[[ Information given open ]]
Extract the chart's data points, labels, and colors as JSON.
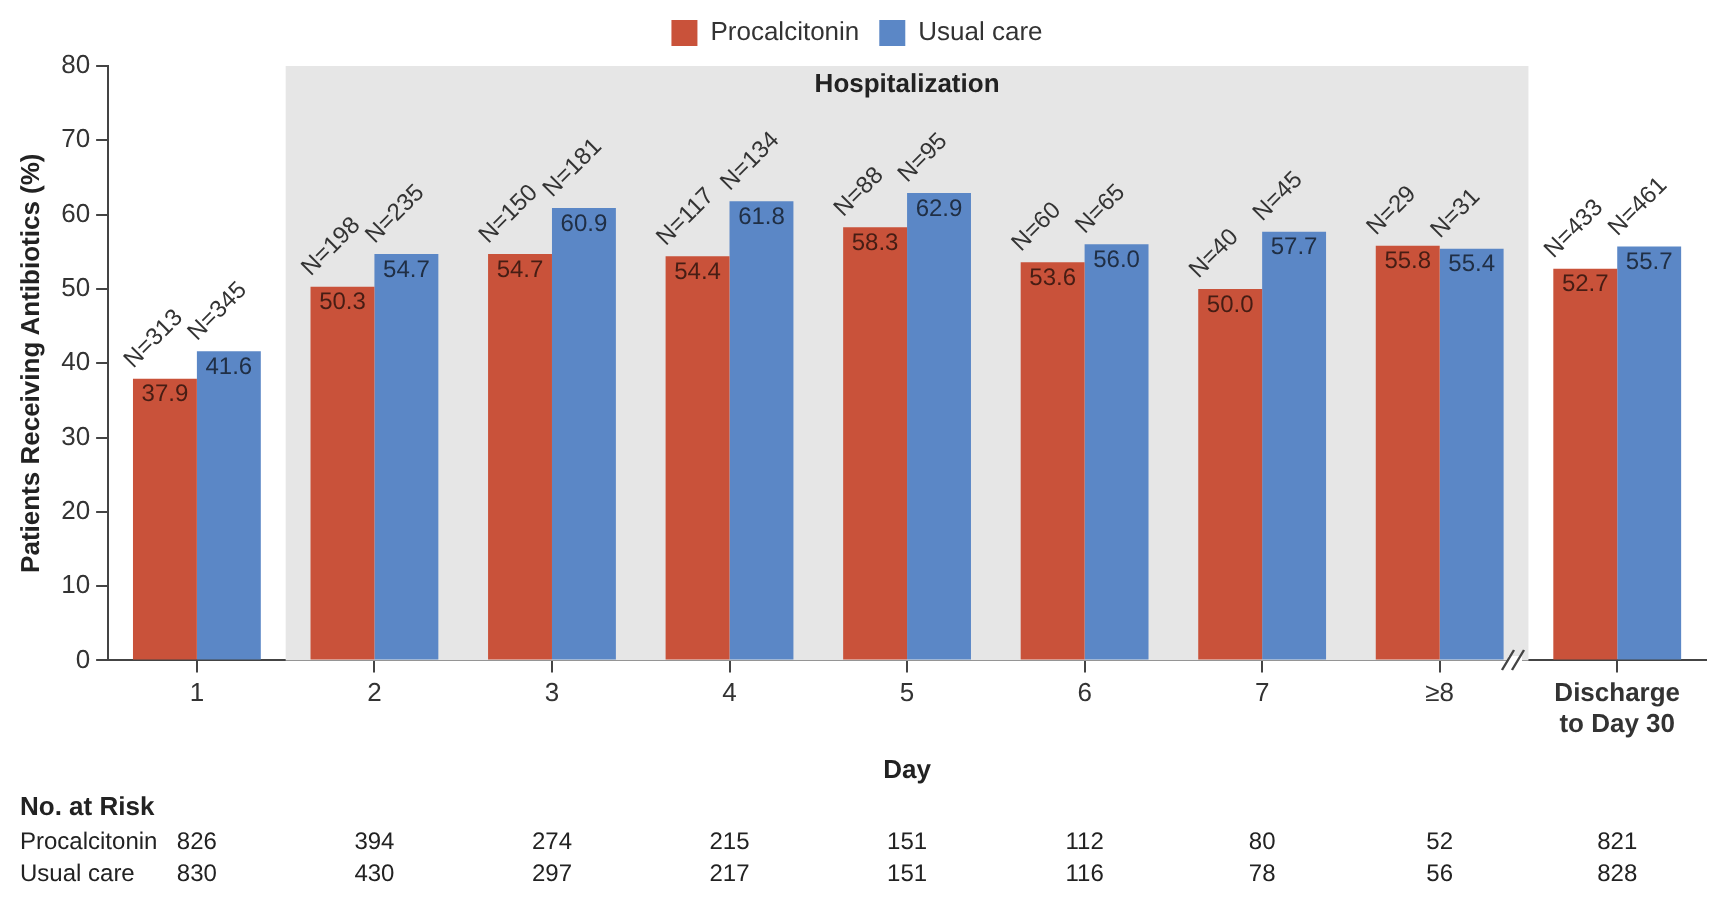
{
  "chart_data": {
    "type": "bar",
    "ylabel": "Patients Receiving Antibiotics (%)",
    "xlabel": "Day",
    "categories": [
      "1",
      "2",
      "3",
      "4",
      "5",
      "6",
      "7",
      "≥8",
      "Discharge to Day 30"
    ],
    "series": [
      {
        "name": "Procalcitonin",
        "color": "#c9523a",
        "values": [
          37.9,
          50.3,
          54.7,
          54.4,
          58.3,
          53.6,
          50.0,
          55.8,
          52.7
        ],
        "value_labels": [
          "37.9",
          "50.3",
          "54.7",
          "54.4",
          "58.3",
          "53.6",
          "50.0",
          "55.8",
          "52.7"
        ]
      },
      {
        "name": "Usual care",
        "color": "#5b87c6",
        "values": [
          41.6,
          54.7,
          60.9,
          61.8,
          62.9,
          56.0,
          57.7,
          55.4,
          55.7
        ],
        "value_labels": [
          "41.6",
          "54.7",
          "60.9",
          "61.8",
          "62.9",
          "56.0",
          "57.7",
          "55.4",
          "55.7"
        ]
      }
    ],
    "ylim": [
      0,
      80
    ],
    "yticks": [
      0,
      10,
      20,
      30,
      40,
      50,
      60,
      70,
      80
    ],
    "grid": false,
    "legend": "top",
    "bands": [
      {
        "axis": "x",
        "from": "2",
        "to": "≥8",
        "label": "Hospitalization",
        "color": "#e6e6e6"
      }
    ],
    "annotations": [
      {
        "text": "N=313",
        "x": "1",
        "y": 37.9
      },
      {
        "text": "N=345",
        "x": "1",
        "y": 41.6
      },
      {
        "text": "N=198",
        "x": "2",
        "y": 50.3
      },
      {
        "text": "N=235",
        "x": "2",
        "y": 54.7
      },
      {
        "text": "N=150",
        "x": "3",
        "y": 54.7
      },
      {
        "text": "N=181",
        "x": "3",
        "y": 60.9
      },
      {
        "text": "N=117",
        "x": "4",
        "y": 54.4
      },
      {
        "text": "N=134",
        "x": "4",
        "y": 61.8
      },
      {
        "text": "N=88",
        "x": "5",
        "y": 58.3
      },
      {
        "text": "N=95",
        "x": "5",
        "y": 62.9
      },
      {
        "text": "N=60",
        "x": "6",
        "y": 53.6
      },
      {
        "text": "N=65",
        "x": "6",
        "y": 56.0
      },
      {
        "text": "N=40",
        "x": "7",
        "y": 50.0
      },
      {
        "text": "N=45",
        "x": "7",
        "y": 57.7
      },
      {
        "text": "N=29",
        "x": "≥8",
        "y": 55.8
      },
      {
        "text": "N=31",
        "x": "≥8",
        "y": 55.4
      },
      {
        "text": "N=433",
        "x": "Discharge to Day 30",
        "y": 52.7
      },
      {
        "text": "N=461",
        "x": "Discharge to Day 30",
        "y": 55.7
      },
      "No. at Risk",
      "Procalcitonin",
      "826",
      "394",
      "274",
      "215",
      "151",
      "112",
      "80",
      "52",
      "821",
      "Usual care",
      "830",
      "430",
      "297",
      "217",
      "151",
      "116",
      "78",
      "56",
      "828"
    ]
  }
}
[[ Information given closed ]]
[[ Information given open ]]
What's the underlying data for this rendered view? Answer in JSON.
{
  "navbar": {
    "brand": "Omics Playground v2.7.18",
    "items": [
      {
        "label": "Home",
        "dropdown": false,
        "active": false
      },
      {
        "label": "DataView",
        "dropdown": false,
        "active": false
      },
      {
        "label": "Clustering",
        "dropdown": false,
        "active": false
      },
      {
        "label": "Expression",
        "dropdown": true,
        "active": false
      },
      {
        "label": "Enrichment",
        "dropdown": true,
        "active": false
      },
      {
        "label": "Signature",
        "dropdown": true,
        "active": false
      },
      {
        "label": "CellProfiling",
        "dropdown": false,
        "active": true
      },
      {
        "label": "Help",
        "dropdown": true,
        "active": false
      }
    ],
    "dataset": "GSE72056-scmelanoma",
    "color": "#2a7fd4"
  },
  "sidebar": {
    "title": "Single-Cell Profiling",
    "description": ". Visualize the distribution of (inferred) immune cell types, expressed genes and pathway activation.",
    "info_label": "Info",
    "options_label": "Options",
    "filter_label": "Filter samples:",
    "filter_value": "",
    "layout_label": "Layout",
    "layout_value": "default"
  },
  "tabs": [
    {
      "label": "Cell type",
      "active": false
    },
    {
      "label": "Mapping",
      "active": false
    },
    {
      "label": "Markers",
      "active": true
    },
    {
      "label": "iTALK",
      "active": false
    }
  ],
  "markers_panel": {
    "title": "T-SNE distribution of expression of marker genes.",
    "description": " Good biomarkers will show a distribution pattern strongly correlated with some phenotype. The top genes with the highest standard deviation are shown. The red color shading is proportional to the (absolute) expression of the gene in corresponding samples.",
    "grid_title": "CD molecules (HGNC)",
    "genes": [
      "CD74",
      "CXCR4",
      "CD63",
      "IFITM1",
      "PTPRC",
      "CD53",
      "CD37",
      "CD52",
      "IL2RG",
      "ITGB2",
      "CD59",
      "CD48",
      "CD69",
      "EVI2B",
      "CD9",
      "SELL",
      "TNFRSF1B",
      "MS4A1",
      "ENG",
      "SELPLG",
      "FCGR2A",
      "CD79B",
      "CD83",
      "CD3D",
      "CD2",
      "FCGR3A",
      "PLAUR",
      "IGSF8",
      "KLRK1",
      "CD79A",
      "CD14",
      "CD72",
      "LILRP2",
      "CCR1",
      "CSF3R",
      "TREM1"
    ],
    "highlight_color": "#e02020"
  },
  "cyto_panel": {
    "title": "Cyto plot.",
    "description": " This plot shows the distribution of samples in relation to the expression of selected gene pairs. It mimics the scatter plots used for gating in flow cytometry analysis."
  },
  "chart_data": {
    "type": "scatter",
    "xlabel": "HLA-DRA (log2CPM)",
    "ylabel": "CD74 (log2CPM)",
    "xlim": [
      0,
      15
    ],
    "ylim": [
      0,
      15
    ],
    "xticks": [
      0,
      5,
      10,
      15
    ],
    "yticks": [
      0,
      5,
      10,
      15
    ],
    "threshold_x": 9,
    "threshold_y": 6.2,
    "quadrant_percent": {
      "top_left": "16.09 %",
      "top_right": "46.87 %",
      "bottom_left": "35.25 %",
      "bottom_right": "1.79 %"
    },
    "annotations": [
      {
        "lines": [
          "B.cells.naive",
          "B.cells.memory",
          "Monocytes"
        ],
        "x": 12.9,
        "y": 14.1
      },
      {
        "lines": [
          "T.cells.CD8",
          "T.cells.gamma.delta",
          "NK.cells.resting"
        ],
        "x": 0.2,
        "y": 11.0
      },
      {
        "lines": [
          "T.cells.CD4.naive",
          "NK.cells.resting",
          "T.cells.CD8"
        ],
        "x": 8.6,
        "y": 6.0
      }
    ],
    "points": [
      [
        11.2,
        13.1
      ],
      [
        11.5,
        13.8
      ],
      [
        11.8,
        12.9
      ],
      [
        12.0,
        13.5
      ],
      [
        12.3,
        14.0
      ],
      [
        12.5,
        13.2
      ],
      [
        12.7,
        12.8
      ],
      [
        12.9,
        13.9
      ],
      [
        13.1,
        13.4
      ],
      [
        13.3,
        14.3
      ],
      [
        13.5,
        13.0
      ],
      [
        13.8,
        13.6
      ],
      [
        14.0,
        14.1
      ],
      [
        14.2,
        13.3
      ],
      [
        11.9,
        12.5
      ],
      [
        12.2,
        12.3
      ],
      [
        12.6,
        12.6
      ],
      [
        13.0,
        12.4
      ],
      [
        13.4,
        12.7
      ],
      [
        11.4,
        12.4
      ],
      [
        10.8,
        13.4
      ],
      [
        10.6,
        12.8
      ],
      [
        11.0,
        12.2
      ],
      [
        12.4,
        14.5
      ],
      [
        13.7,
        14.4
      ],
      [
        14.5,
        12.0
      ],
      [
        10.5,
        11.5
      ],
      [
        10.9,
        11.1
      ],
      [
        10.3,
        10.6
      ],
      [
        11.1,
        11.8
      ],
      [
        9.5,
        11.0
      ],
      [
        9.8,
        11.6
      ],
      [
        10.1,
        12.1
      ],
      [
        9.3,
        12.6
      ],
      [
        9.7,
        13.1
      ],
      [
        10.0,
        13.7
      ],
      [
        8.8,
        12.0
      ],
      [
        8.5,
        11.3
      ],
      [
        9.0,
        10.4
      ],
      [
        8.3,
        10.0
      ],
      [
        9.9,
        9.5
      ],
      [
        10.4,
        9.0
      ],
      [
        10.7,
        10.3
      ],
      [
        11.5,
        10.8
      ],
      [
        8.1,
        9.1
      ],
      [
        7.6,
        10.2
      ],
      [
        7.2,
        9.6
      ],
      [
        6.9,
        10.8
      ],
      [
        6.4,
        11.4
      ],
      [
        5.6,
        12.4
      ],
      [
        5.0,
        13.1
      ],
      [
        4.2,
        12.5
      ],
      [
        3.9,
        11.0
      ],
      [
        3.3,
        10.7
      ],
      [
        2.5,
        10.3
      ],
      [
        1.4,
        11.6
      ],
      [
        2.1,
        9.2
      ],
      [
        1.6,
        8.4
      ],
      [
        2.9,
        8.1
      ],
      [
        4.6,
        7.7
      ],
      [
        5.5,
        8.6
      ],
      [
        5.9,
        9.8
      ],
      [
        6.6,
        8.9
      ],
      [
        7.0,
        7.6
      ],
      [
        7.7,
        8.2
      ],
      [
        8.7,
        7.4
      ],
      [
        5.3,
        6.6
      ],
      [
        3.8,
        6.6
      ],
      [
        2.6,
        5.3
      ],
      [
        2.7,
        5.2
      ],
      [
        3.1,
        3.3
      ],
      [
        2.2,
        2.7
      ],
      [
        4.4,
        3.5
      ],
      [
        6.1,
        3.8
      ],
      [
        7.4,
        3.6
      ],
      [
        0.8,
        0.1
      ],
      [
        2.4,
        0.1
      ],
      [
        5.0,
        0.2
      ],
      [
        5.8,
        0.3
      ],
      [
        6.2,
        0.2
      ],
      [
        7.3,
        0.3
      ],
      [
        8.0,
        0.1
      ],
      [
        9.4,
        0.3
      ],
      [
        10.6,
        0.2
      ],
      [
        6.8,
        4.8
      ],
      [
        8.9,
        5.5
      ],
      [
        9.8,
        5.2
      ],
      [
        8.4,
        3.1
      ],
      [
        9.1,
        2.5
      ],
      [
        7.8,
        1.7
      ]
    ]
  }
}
[[ Information given closed ]]
[[ Information given open ]]
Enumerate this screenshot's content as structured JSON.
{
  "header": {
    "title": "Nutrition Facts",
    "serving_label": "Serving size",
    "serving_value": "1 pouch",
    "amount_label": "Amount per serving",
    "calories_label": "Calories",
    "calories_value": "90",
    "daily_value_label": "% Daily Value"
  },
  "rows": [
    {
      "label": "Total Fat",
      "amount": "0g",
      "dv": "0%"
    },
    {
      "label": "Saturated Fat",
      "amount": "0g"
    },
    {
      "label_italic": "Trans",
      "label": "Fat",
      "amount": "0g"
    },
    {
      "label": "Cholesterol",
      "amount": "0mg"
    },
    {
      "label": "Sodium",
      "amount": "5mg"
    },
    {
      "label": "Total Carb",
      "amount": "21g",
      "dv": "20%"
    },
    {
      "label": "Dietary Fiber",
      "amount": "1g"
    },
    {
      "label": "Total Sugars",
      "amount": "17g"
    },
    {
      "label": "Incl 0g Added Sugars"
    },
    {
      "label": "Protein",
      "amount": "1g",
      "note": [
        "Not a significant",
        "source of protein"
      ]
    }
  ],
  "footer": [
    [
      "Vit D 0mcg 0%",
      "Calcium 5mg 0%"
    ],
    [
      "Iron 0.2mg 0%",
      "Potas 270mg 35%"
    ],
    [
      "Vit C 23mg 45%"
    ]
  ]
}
[[ Information given closed ]]
_Task directions_
For each line of the data that has the word "cells", report that line.

_Your solution_
          "B.cells.naive",
          "B.cells.memory",
          "T.cells.CD8",
          "T.cells.gamma.delta",
          "NK.cells.resting"
          "T.cells.CD4.naive",
          "NK.cells.resting",
          "T.cells.CD8"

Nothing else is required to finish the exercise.